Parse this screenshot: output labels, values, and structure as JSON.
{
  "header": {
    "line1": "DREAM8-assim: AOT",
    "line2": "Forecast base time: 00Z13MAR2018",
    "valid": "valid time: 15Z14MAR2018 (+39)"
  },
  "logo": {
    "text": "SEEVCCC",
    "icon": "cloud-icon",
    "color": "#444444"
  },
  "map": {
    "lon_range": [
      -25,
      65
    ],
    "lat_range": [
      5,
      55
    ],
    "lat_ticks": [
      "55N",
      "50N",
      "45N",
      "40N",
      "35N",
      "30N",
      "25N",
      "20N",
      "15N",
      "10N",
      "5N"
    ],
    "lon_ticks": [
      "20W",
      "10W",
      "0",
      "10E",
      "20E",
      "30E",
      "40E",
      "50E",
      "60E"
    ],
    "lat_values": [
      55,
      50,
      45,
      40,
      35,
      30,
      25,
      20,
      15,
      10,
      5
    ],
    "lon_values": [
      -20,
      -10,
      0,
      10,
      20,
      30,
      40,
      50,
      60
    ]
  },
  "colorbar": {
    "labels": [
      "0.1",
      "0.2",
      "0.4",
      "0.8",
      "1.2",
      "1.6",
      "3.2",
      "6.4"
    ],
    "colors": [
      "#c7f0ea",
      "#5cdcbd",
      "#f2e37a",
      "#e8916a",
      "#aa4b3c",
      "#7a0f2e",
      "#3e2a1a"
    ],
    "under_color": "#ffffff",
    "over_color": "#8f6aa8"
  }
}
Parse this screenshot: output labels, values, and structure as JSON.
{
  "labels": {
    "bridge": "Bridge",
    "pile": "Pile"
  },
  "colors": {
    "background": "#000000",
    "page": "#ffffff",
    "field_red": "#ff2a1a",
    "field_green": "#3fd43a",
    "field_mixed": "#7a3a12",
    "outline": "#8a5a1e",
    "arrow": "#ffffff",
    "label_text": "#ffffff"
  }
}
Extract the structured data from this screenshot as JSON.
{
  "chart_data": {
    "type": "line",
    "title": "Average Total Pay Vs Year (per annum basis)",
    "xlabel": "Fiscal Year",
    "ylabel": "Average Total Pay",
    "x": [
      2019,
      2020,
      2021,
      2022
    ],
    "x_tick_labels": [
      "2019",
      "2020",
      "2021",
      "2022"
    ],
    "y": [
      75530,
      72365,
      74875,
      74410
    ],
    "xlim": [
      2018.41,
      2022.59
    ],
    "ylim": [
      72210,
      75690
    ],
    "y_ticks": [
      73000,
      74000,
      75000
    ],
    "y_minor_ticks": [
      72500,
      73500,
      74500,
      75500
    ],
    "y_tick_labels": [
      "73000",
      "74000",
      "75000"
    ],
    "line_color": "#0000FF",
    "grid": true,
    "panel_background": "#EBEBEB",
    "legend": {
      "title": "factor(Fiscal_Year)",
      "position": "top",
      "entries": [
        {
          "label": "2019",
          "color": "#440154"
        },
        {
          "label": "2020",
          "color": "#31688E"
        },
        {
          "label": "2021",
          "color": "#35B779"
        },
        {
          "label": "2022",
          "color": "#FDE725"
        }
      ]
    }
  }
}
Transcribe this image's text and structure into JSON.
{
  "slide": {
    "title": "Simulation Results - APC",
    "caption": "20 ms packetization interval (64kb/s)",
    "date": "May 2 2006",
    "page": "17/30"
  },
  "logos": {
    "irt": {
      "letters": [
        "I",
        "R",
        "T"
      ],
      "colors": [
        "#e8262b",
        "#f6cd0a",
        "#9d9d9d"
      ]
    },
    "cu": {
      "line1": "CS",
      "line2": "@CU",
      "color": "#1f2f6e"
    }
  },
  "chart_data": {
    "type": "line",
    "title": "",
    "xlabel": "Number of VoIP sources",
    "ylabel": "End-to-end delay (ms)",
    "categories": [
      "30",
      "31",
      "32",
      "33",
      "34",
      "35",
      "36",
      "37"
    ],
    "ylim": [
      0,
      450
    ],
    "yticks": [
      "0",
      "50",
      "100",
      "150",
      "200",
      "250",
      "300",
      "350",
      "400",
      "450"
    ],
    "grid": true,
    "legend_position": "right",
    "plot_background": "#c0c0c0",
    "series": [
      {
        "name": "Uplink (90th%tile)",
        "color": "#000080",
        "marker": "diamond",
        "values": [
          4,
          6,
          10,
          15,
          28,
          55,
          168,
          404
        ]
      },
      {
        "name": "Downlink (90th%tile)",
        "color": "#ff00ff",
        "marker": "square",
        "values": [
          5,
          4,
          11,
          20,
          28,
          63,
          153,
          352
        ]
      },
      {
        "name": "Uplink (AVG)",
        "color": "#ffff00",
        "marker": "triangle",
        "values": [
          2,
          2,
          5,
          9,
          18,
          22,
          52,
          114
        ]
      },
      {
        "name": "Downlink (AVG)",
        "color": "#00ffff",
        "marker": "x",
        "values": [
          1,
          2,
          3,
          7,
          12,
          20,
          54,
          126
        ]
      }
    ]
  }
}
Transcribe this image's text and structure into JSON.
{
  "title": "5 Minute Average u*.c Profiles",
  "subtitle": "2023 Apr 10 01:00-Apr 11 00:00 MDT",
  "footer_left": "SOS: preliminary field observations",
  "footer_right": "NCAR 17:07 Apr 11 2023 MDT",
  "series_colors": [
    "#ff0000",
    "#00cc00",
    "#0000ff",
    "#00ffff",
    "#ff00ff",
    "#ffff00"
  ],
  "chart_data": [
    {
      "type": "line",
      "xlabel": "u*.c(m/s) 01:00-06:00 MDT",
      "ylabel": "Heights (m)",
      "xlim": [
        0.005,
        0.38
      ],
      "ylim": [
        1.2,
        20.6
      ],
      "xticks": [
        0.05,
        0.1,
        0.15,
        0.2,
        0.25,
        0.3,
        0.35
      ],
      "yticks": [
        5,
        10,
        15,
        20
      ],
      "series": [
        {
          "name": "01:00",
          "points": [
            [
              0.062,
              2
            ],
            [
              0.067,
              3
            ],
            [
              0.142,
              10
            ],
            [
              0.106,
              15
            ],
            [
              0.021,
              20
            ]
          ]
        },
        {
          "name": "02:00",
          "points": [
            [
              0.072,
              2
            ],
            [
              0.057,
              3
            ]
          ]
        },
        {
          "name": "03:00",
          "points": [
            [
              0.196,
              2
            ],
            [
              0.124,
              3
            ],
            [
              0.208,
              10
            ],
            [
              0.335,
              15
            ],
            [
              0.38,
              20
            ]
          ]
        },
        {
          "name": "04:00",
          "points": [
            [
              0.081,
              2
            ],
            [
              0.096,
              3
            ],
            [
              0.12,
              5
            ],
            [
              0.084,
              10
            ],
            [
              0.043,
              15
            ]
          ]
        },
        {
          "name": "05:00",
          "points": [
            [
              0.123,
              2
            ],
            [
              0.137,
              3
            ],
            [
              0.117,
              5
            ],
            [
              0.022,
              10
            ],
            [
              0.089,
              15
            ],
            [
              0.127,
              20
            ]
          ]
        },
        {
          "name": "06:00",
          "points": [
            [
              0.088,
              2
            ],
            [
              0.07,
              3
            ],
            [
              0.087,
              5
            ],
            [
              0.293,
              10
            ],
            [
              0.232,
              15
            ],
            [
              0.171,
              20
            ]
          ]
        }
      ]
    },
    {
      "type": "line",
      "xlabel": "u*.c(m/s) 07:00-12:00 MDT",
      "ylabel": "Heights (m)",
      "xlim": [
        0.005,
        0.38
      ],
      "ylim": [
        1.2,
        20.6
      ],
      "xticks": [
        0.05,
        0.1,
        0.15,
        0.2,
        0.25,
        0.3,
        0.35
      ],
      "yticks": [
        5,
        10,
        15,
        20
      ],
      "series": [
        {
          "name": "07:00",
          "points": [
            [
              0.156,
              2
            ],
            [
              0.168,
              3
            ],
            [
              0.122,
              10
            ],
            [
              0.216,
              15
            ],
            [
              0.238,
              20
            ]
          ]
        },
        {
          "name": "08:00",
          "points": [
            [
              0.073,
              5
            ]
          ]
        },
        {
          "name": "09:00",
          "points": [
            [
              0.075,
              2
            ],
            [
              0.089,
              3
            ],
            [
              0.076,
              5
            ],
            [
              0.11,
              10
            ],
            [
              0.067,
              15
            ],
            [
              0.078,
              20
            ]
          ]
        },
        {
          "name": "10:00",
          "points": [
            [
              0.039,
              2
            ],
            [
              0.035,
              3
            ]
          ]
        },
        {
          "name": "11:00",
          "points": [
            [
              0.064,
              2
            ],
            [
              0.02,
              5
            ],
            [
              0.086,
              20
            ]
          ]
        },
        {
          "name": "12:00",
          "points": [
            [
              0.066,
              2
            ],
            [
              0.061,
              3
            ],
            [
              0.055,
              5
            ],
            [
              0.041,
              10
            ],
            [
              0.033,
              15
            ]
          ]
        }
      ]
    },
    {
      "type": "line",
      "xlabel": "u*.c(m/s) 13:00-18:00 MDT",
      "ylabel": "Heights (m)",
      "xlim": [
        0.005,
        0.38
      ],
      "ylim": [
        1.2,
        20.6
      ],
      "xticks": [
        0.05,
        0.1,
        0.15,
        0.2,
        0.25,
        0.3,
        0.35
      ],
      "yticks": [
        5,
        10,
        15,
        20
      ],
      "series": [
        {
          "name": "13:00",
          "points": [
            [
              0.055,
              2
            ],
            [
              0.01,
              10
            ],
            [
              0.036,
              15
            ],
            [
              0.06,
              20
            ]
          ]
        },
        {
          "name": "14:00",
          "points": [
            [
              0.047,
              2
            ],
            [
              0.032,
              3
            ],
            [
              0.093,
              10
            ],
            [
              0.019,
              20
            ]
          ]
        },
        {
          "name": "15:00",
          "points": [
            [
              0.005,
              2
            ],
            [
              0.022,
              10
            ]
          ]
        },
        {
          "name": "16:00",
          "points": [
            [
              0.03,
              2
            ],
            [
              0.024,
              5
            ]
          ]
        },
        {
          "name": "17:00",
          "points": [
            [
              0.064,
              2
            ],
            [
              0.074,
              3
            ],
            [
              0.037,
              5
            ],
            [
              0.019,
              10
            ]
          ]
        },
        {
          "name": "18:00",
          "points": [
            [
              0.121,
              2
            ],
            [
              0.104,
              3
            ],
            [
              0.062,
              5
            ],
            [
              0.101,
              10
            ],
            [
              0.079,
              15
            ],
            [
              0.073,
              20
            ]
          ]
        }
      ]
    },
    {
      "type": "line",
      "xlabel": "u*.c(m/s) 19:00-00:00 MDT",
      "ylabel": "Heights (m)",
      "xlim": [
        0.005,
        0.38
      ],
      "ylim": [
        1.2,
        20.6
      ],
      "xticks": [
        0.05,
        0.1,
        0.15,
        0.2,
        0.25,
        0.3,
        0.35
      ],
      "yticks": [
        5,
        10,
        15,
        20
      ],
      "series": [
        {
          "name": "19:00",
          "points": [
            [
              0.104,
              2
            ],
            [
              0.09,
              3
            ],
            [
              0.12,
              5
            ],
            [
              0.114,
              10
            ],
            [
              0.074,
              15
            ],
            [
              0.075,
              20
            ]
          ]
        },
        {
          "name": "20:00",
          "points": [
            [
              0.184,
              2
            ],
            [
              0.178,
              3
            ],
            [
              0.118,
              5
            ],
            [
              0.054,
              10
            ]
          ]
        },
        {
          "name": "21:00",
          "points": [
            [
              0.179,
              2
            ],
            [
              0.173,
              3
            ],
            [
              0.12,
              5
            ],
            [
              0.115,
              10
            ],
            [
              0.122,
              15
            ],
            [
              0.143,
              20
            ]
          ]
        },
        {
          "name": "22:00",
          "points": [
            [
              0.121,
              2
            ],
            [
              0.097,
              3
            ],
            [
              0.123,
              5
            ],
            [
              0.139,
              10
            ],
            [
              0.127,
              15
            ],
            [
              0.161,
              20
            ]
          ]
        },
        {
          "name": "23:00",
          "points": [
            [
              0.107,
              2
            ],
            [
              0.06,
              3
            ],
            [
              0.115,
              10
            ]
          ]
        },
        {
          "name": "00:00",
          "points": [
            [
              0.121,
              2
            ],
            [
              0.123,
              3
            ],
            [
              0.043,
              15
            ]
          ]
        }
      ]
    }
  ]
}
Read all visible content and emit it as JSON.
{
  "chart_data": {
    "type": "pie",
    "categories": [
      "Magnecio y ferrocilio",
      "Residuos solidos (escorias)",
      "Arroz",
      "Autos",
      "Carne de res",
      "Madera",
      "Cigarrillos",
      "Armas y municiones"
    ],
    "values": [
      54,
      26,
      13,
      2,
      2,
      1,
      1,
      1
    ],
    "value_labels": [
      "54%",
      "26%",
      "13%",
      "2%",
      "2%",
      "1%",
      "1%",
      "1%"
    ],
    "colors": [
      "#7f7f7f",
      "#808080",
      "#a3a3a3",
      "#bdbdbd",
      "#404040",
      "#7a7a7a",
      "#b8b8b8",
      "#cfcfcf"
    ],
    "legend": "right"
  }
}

TASK OBJECTIVE.
Of all the lines in the material above, how many contain the word "Total"? Give only the count.

OUTPUT FOR THIS EXERCISE.
2